(Part of a data file)
/---

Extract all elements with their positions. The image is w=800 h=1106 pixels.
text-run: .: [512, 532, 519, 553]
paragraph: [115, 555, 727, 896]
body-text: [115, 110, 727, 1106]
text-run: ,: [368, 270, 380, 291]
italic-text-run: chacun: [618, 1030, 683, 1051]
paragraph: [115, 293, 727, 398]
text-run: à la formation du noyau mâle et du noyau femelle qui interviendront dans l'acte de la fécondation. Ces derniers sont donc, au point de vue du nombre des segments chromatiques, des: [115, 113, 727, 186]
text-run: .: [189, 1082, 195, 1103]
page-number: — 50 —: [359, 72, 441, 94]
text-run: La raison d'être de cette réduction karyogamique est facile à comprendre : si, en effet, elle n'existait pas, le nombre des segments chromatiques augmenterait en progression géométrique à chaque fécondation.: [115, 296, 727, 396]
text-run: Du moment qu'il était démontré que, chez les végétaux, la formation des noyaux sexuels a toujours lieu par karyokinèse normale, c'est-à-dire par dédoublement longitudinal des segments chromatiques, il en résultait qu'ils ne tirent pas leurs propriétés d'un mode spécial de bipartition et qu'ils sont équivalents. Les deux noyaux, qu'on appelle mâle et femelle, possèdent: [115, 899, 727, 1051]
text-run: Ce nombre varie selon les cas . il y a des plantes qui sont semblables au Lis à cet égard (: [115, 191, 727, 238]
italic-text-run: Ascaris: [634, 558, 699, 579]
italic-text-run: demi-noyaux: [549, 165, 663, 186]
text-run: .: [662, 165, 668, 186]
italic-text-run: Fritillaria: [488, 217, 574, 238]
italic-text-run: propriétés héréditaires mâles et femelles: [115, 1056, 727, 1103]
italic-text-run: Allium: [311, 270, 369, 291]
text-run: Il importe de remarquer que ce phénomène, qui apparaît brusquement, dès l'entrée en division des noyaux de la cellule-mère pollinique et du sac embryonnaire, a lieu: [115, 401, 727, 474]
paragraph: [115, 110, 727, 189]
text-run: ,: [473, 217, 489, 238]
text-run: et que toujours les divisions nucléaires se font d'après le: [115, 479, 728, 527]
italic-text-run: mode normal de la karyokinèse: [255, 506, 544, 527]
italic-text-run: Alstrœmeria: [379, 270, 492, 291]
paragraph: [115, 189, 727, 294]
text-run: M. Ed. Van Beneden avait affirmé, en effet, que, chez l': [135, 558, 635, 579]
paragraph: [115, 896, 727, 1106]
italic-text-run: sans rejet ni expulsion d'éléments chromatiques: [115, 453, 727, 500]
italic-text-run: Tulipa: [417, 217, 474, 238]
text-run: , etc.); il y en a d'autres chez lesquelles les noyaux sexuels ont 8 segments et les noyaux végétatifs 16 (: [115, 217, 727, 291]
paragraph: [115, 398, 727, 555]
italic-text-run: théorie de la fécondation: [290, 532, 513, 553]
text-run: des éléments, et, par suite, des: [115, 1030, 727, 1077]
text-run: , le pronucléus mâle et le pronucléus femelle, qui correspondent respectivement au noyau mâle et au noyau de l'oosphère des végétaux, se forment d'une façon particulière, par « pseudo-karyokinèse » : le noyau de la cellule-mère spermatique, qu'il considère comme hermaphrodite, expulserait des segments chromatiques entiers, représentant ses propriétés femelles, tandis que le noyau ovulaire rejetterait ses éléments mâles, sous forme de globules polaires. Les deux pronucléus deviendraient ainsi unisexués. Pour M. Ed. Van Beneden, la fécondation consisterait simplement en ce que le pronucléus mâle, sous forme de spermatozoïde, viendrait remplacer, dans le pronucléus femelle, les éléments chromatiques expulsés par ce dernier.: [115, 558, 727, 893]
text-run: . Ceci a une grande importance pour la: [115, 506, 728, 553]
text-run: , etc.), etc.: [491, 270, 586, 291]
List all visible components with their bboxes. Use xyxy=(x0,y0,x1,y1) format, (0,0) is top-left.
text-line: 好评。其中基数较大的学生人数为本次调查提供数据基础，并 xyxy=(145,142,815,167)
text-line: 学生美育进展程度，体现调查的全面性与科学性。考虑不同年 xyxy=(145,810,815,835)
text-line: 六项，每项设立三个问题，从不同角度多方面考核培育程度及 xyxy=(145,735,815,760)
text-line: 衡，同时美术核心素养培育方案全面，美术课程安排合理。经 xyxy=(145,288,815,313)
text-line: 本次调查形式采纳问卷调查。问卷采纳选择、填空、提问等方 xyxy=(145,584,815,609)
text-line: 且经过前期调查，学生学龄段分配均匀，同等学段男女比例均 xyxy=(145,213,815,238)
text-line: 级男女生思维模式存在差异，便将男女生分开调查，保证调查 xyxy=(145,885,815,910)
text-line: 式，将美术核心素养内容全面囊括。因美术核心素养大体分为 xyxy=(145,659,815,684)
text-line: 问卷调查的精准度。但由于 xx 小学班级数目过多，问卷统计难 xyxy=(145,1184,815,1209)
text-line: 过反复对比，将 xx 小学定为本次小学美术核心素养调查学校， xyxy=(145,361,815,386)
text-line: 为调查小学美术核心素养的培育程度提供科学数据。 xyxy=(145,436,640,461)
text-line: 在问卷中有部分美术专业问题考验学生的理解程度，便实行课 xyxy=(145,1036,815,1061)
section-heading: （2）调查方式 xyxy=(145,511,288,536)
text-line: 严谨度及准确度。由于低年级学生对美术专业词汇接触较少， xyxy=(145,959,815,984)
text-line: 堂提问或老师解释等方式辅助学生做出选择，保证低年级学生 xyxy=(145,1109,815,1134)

\---

→ **SHORT TASK**
Rewrite the material with every "paragraph" renamed to "text-block", leaving all other text as it is.

→ **RESULT**
Extract all elements with their positions. The image is w=800 h=1106 pixels.
text-run: .: [512, 532, 519, 553]
text-block: [115, 555, 727, 896]
body-text: [115, 110, 727, 1106]
text-run: ,: [368, 270, 380, 291]
italic-text-run: chacun: [618, 1030, 683, 1051]
text-block: [115, 293, 727, 398]
text-run: à la formation du noyau mâle et du noyau femelle qui interviendront dans l'acte de la fécondation. Ces derniers sont donc, au point de vue du nombre des segments chromatiques, des: [115, 113, 727, 186]
text-run: .: [189, 1082, 195, 1103]
page-number: — 50 —: [359, 72, 441, 94]
text-run: La raison d'être de cette réduction karyogamique est facile à comprendre : si, en effet, elle n'existait pas, le nombre des segments chromatiques augmenterait en progression géométrique à chaque fécondation.: [115, 296, 727, 396]
text-run: Du moment qu'il était démontré que, chez les végétaux, la formation des noyaux sexuels a toujours lieu par karyokinèse normale, c'est-à-dire par dédoublement longitudinal des segments chromatiques, il en résultait qu'ils ne tirent pas leurs propriétés d'un mode spécial de bipartition et qu'ils sont équivalents. Les deux noyaux, qu'on appelle mâle et femelle, possèdent: [115, 899, 727, 1051]
text-run: Ce nombre varie selon les cas . il y a des plantes qui sont semblables au Lis à cet égard (: [115, 191, 727, 238]
italic-text-run: Ascaris: [634, 558, 699, 579]
italic-text-run: demi-noyaux: [549, 165, 663, 186]
text-run: .: [662, 165, 668, 186]
italic-text-run: Fritillaria: [488, 217, 574, 238]
italic-text-run: propriétés héréditaires mâles et femelles: [115, 1056, 727, 1103]
italic-text-run: Allium: [311, 270, 369, 291]
text-run: Il importe de remarquer que ce phénomène, qui apparaît brusquement, dès l'entrée en division des noyaux de la cellule-mère pollinique et du sac embryonnaire, a lieu: [115, 401, 727, 474]
text-block: [115, 110, 727, 189]
text-run: ,: [473, 217, 489, 238]
text-run: et que toujours les divisions nucléaires se font d'après le: [115, 479, 728, 527]
italic-text-run: mode normal de la karyokinèse: [255, 506, 544, 527]
italic-text-run: Alstrœmeria: [379, 270, 492, 291]
text-block: [115, 189, 727, 294]
text-run: M. Ed. Van Beneden avait affirmé, en effet, que, chez l': [135, 558, 635, 579]
text-block: [115, 896, 727, 1106]
italic-text-run: sans rejet ni expulsion d'éléments chromatiques: [115, 453, 727, 500]
italic-text-run: Tulipa: [417, 217, 474, 238]
text-run: , etc.); il y en a d'autres chez lesquelles les noyaux sexuels ont 8 segments et les noyaux végétatifs 16 (: [115, 217, 727, 291]
text-block: [115, 398, 727, 555]
italic-text-run: théorie de la fécondation: [290, 532, 513, 553]
text-run: des éléments, et, par suite, des: [115, 1030, 727, 1077]
text-run: , le pronucléus mâle et le pronucléus femelle, qui correspondent respectivement au noyau mâle et au noyau de l'oosphère des végétaux, se forment d'une façon particulière, par « pseudo-karyokinèse » : le noyau de la cellule-mère spermatique, qu'il considère comme hermaphrodite, expulserait des segments chromatiques entiers, représentant ses propriétés femelles, tandis que le noyau ovulaire rejetterait ses éléments mâles, sous forme de globules polaires. Les deux pronucléus deviendraient ainsi unisexués. Pour M. Ed. Van Beneden, la fécondation consisterait simplement en ce que le pronucléus mâle, sous forme de spermatozoïde, viendrait remplacer, dans le pronucléus femelle, les éléments chromatiques expulsés par ce dernier.: [115, 558, 727, 893]
text-run: . Ceci a une grande importance pour la: [115, 506, 728, 553]
text-run: , etc.), etc.: [491, 270, 586, 291]
List all visible components with their bboxes. Use xyxy=(x0,y0,x1,y1) format, (0,0) is top-left.
text-line: 好评。其中基数较大的学生人数为本次调查提供数据基础，并 xyxy=(145,142,815,167)
text-line: 学生美育进展程度，体现调查的全面性与科学性。考虑不同年 xyxy=(145,810,815,835)
text-line: 六项，每项设立三个问题，从不同角度多方面考核培育程度及 xyxy=(145,735,815,760)
text-line: 衡，同时美术核心素养培育方案全面，美术课程安排合理。经 xyxy=(145,288,815,313)
text-line: 本次调查形式采纳问卷调查。问卷采纳选择、填空、提问等方 xyxy=(145,584,815,609)
text-line: 且经过前期调查，学生学龄段分配均匀，同等学段男女比例均 xyxy=(145,213,815,238)
text-line: 级男女生思维模式存在差异，便将男女生分开调查，保证调查 xyxy=(145,885,815,910)
text-line: 式，将美术核心素养内容全面囊括。因美术核心素养大体分为 xyxy=(145,659,815,684)
text-line: 问卷调查的精准度。但由于 xx 小学班级数目过多，问卷统计难 xyxy=(145,1184,815,1209)
text-line: 过反复对比，将 xx 小学定为本次小学美术核心素养调查学校， xyxy=(145,361,815,386)
text-line: 为调查小学美术核心素养的培育程度提供科学数据。 xyxy=(145,436,640,461)
text-line: 在问卷中有部分美术专业问题考验学生的理解程度，便实行课 xyxy=(145,1036,815,1061)
section-heading: （2）调查方式 xyxy=(145,511,288,536)
text-line: 严谨度及准确度。由于低年级学生对美术专业词汇接触较少， xyxy=(145,959,815,984)
text-line: 堂提问或老师解释等方式辅助学生做出选择，保证低年级学生 xyxy=(145,1109,815,1134)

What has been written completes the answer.